**Aim of the task:** Using the data below, determine the number of lines that include the string "xlabel". Write only that number.

**Entries shown:**

***

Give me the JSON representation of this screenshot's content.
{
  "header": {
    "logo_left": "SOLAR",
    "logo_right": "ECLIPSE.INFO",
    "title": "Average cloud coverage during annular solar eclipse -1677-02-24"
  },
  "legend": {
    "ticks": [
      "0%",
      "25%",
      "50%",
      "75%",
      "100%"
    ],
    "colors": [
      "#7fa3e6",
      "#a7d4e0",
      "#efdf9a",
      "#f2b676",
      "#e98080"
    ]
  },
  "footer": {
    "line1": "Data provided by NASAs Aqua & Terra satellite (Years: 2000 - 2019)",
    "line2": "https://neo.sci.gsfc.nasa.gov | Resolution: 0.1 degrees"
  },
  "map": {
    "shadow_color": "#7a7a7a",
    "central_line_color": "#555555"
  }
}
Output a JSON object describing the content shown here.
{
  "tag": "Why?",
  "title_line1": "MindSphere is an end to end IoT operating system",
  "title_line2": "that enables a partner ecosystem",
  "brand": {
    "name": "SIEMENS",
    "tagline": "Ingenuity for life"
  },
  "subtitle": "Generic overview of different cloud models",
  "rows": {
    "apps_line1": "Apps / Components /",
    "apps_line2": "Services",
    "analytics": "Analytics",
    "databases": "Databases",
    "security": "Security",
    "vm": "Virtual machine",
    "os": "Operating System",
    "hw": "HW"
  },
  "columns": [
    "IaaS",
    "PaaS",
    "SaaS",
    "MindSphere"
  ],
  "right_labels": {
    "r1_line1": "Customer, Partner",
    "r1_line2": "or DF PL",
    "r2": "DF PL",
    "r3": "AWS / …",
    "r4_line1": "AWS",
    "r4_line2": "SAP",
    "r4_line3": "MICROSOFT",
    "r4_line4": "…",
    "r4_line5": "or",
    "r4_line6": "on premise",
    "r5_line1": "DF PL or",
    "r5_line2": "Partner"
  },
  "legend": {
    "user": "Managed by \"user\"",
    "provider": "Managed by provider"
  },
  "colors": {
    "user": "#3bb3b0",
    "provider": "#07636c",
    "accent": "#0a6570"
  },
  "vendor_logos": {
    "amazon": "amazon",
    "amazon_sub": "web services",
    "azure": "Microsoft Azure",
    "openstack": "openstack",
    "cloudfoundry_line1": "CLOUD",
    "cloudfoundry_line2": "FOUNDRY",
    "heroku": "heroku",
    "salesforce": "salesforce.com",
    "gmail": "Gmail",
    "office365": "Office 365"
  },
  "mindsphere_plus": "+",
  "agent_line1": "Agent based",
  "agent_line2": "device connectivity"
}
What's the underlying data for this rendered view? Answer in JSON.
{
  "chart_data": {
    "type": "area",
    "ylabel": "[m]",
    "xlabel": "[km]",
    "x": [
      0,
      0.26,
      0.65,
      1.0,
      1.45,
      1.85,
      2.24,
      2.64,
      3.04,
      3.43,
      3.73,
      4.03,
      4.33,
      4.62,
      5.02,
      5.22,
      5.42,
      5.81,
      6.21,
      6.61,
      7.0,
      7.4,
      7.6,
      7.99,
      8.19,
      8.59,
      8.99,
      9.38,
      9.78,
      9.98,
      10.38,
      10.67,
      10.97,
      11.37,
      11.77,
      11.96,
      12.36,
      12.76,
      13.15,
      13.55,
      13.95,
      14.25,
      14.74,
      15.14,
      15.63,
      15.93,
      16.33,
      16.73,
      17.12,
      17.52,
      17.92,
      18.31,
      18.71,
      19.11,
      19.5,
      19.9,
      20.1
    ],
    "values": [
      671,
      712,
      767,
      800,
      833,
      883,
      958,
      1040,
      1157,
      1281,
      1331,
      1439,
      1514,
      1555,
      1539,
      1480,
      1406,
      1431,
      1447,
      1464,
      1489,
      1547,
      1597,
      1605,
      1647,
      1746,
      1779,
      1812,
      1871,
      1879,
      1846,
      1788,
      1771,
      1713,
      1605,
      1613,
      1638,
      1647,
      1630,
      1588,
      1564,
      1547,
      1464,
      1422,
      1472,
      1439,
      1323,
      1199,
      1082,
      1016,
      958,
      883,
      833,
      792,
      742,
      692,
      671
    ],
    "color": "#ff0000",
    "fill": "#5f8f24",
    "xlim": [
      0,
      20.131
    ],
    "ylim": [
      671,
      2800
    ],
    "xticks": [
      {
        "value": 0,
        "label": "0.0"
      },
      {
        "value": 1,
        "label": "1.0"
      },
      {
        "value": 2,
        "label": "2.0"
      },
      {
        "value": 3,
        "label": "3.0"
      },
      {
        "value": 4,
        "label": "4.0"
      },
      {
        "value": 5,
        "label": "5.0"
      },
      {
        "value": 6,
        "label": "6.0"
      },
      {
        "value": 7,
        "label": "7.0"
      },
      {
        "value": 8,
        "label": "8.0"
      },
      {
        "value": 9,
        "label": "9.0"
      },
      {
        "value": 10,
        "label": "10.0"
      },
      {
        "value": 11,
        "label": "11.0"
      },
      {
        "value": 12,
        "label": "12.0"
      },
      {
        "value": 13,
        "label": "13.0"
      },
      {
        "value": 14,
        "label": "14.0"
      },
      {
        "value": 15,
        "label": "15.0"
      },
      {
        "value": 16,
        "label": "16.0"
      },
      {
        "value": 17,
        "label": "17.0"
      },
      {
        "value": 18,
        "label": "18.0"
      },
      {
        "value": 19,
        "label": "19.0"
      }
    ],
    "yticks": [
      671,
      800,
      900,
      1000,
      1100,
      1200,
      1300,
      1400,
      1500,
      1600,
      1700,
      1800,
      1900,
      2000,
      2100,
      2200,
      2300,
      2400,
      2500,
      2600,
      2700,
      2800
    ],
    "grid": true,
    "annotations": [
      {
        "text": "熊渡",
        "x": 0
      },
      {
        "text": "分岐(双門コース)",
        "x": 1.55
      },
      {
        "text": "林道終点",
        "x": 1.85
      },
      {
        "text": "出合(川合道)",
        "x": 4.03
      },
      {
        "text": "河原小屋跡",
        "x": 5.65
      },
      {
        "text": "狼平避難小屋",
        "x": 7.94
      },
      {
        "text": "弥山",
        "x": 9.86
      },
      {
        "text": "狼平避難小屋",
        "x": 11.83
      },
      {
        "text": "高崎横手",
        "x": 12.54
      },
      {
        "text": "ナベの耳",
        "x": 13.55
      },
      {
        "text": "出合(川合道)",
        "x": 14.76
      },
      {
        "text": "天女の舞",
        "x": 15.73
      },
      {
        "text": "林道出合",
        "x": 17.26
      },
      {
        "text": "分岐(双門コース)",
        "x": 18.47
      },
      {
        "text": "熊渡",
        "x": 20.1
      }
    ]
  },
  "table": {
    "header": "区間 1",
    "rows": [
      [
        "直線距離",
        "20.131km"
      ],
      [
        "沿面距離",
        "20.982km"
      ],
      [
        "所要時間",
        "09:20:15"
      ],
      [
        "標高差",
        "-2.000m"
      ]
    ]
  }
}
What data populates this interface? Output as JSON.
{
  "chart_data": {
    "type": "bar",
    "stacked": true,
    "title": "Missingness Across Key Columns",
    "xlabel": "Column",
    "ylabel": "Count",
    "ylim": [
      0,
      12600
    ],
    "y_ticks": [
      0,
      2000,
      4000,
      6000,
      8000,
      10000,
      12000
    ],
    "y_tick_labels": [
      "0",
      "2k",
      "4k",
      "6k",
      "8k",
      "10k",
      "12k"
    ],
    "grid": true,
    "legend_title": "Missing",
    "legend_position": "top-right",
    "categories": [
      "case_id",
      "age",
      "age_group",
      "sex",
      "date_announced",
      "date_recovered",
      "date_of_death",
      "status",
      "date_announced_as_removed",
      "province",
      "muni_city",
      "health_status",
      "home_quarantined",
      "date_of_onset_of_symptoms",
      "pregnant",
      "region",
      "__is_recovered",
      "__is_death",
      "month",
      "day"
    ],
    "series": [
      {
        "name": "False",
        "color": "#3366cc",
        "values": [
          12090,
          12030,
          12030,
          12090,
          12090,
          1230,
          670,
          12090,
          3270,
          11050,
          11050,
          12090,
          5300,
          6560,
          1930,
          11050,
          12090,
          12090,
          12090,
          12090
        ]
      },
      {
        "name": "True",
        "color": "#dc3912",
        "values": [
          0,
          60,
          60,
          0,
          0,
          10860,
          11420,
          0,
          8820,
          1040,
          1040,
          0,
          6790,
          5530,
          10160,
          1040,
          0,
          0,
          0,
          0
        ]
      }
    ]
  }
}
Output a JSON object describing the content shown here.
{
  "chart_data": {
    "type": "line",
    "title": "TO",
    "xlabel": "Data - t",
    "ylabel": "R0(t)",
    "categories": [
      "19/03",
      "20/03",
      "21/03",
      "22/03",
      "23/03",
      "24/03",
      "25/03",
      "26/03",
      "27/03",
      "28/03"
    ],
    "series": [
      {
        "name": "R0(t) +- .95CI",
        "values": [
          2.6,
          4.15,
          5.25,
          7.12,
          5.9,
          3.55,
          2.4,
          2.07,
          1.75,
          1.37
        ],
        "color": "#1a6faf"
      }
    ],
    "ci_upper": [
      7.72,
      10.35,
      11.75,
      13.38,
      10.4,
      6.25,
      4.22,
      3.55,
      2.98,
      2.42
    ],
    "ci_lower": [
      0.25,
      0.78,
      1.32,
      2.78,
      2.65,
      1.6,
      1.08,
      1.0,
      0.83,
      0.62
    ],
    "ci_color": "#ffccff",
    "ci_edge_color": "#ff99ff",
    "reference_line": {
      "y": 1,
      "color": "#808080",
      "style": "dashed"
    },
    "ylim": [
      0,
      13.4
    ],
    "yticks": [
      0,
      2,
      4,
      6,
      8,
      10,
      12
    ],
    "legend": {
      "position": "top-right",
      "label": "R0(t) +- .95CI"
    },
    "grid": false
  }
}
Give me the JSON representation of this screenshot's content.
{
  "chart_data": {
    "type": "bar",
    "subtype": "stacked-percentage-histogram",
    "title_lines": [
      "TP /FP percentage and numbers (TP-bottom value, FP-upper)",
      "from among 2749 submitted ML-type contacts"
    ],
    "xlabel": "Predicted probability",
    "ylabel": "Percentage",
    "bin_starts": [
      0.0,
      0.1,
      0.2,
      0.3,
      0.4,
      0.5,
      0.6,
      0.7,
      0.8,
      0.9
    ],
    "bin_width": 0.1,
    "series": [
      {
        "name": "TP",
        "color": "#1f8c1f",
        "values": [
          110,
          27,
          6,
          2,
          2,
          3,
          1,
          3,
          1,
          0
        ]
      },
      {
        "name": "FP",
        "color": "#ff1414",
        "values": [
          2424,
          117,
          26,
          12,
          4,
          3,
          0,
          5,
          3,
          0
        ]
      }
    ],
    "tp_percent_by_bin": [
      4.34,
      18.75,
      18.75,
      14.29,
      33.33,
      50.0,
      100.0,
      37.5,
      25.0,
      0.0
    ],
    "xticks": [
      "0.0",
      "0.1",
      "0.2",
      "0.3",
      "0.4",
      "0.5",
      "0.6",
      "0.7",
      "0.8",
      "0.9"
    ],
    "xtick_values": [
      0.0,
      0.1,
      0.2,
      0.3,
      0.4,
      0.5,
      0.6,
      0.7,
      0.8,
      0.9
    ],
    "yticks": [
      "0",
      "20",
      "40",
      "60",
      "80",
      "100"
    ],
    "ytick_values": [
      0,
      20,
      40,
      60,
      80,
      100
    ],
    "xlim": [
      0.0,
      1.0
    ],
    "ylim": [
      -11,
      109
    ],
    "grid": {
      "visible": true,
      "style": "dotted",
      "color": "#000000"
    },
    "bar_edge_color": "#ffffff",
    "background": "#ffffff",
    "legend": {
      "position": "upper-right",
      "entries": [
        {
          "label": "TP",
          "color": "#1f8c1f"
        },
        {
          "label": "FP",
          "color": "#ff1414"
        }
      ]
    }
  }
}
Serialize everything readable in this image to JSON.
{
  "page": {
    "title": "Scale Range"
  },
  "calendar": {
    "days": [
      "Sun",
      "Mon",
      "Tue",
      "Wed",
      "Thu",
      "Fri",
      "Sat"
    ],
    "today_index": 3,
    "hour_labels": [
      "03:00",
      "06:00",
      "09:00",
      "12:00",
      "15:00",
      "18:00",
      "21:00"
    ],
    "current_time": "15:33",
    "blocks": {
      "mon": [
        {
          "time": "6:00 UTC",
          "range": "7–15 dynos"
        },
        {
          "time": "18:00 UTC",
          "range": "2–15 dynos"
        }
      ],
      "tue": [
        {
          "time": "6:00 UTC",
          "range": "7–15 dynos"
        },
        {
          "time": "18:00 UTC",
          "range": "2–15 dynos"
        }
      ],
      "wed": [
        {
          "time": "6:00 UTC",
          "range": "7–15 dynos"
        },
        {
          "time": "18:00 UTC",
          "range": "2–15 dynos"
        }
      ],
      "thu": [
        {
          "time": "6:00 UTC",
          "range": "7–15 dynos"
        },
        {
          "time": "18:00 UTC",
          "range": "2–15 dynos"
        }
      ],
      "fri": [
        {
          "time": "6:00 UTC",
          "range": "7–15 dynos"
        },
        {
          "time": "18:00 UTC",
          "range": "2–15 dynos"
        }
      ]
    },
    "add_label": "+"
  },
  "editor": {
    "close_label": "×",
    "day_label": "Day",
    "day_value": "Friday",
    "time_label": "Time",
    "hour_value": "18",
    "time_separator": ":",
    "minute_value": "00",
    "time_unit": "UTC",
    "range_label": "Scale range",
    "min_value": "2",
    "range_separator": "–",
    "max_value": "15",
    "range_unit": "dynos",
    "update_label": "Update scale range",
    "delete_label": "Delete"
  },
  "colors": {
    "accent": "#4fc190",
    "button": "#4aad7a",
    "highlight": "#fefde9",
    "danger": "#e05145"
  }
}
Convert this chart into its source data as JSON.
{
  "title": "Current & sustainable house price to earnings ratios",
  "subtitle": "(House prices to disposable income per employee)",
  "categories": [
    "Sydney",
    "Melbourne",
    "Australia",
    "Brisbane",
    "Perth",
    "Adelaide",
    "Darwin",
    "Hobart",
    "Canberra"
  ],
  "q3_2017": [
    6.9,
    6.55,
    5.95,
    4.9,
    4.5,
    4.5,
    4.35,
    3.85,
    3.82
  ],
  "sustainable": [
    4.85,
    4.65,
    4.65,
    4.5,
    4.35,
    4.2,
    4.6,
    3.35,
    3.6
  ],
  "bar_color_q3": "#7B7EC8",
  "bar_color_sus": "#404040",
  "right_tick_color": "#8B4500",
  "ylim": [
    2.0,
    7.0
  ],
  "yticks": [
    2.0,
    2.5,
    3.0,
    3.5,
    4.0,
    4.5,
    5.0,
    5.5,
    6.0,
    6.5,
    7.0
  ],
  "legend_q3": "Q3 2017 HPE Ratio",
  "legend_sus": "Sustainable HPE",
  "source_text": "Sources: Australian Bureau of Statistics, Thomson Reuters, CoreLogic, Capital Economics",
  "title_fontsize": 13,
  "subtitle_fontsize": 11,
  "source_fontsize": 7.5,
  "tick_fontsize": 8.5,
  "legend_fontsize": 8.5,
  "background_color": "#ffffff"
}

***

**Result of this task:** 4